- **TEXTO FORNECIDO**:
Thursday, 25 de April de 2024 ISSN 1519-7670 - Ano 24 - nº 1284

‘Soft tissue’ não são ‘tecidos macios’

As matérias publicadas na quarta-feira (18/2) nos provedores Terra e UOL descrevendo o achado de um fóssil de réptil pré-histórico com restos de“tecido macio” na Colômbia, são mais um exemplo do despreparo e um total desserviço do jornalismo nacional para a divulgação científica.

Segundo as matérias, o fóssil de uma nova espécie de réptil marinho pré-histórico, um mosassauro, teria sido descoberto por pesquisadores da Universidade Nacional da Colômbia (UN) no estado colombiano de Tolima, com alguns de seus “tecidos macios” ainda preservados. A fonte original desse artigo, segundo ambos os provedores, é a agência France-Presse (AFP), uma das principais agências de notícia do mundo.

Diferente de outros artigos já publicados sobre paleontologia, ambos os provedores não cometeram o erro clássico de classificar o mosassauro como um dinossauro, sendo esse um ponto a se comemorar. Esses animais já extintos são répteis pré-históricos da família Mosasauridae que foram os principais predadores dos oceanos do final do Cretáceo. O grupo não está relacionado com os dinossauros nem com os plesiossauros.

Dados guardados
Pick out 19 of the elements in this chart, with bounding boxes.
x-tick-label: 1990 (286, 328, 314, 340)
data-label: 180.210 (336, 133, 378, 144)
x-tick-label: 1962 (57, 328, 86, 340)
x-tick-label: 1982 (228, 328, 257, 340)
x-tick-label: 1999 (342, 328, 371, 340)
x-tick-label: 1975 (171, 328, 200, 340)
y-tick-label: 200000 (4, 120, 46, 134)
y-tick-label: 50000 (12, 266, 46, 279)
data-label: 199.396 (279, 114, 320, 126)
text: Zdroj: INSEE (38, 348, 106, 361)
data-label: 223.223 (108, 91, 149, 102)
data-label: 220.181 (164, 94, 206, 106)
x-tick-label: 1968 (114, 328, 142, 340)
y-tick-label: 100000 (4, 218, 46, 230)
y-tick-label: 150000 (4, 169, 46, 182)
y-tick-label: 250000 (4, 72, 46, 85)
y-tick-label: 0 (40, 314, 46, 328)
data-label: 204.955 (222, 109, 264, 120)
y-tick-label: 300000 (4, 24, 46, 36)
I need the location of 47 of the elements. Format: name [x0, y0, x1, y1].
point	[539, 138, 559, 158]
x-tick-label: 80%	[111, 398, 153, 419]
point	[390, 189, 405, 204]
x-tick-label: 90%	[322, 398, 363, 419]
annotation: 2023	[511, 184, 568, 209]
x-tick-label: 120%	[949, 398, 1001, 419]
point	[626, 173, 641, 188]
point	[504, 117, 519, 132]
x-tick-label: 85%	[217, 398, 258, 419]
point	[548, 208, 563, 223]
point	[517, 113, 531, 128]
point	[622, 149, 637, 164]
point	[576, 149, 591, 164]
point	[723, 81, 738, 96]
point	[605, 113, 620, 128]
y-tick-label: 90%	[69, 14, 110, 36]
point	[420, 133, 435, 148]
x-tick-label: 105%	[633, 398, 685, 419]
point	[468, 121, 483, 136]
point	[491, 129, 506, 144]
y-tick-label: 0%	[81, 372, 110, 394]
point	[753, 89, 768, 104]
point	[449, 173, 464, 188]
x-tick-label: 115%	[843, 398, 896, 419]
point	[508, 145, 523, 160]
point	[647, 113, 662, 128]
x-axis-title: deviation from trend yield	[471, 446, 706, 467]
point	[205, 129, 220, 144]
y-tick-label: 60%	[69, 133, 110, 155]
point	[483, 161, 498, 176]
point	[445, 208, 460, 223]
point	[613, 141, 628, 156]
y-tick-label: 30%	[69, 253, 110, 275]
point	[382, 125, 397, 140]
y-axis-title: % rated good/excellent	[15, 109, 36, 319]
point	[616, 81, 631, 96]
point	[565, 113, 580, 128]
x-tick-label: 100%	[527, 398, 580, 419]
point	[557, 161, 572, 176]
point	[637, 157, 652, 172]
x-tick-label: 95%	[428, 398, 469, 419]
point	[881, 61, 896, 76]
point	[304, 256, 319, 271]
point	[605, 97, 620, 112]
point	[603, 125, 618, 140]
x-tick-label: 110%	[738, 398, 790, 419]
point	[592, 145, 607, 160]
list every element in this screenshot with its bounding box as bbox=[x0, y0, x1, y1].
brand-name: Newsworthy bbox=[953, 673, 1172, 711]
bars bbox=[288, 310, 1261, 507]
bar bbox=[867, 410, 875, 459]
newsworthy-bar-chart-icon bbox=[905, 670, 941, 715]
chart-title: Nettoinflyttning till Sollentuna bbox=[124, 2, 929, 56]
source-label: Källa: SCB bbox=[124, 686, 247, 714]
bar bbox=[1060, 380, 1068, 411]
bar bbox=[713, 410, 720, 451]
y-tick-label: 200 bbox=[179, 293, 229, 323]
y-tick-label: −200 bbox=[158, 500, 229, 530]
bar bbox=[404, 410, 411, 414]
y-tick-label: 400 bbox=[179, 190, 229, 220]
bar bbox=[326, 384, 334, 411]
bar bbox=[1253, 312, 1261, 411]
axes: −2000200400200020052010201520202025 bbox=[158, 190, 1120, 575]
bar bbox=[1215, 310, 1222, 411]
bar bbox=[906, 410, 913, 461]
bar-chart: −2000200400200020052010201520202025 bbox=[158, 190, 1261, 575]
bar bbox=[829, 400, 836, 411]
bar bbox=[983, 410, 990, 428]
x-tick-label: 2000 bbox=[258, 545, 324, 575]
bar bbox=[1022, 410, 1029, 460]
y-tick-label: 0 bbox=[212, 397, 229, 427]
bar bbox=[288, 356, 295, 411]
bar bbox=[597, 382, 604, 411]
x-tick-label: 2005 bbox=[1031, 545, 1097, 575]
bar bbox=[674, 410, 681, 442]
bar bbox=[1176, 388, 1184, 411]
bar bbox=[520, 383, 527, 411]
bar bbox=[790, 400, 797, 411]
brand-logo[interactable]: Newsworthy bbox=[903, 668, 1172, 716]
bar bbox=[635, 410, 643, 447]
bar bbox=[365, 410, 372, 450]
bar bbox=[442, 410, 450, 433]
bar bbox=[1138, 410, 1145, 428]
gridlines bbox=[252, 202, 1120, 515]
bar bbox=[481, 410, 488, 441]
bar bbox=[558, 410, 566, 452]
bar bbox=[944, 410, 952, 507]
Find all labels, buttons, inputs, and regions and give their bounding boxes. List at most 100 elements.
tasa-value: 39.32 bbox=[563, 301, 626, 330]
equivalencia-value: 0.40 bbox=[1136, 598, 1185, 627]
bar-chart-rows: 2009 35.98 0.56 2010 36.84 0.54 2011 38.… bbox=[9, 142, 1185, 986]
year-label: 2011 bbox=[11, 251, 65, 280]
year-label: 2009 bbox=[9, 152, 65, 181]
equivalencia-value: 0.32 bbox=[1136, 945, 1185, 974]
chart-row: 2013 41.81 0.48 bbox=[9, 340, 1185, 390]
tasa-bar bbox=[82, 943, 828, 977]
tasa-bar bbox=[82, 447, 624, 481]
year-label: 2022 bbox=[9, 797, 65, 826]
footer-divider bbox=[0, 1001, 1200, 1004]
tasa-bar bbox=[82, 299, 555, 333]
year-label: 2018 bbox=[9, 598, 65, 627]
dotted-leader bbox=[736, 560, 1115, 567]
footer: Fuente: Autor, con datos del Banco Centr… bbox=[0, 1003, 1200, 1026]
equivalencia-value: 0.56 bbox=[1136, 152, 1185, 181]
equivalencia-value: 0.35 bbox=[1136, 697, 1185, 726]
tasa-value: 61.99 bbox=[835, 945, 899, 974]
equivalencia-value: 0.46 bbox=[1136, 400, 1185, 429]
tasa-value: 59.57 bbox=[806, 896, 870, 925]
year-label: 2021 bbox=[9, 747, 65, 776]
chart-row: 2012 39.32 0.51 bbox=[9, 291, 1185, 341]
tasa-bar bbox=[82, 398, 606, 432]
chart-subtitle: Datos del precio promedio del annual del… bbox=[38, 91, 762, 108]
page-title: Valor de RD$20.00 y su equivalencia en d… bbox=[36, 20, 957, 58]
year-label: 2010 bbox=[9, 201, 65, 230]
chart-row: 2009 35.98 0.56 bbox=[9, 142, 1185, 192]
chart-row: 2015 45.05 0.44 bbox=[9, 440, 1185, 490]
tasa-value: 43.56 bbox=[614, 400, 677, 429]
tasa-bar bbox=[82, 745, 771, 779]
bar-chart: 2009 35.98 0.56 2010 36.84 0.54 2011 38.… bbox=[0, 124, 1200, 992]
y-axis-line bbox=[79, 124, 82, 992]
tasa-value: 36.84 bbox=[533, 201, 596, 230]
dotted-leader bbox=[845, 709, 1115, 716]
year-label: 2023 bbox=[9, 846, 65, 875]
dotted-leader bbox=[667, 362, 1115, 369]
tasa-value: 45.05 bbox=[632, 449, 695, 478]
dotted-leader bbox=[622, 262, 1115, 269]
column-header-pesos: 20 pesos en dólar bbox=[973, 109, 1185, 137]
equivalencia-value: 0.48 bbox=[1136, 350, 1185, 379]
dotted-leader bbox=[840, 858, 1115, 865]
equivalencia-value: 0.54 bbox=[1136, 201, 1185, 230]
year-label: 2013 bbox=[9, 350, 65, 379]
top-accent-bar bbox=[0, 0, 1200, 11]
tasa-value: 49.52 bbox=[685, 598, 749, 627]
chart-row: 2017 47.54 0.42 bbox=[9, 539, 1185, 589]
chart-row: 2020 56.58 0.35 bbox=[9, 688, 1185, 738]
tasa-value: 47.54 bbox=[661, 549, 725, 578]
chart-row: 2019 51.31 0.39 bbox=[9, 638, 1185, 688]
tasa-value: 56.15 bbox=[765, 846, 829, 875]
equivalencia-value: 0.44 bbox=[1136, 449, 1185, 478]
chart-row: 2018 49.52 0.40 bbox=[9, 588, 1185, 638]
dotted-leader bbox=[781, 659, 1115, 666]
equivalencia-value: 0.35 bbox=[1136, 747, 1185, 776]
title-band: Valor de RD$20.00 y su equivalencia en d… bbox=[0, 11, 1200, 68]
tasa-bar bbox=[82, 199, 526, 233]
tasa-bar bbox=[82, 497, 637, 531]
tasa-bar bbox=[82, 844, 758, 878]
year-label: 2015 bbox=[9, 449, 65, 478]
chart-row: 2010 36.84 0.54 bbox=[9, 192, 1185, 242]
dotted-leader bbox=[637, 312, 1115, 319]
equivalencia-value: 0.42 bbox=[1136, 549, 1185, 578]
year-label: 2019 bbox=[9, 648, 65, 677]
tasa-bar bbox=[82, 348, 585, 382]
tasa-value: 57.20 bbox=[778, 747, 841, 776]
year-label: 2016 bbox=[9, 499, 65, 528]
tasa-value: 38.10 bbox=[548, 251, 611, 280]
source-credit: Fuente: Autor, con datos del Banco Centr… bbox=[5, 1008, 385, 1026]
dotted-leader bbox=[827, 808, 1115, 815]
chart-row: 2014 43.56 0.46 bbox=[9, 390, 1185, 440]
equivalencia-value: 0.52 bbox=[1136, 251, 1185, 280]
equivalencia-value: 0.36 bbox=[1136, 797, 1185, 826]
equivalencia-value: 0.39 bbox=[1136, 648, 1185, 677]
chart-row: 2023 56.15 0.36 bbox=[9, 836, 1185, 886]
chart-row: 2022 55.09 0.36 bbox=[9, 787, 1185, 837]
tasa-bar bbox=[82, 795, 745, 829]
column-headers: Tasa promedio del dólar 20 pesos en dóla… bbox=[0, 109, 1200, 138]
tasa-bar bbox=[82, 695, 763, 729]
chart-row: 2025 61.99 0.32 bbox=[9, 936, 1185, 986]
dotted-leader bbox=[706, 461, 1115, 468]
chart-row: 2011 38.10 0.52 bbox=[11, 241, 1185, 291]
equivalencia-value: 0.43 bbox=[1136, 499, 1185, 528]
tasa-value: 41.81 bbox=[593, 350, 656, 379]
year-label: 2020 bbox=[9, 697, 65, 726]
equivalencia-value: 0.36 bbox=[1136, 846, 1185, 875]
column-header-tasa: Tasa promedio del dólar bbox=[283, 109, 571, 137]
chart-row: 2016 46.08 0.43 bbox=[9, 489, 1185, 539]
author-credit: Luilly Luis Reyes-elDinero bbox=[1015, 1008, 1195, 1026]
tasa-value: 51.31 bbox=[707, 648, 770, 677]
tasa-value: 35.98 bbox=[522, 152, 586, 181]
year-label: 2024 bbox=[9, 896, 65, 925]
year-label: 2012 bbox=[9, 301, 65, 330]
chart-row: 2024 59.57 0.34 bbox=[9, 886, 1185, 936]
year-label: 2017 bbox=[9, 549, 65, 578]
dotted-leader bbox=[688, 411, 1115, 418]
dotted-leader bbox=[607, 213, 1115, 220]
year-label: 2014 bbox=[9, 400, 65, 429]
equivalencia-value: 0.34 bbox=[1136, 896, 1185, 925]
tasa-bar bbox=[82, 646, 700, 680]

- **ENUNCIADO**: Repita, sem alterar nada, a passagem do texto fornecido que começa com "Segundo as matérias, o" e segue até "notícia do mundo.". Baseie-se somente no texto fornecido, sem recorrer à listagem.

- **RESPOSTA CORRETA**:
Segundo as matérias, o fóssil de uma nova espécie de réptil marinho pré-histórico, um mosassauro, teria sido descoberto por pesquisadores da Universidade Nacional da Colômbia (UN) no estado colombiano de Tolima, com alguns de seus “tecidos macios” ainda preservados. A fonte original desse artigo, segundo ambos os provedores, é a agência France-Presse (AFP), uma das principais agências de notícia do mundo.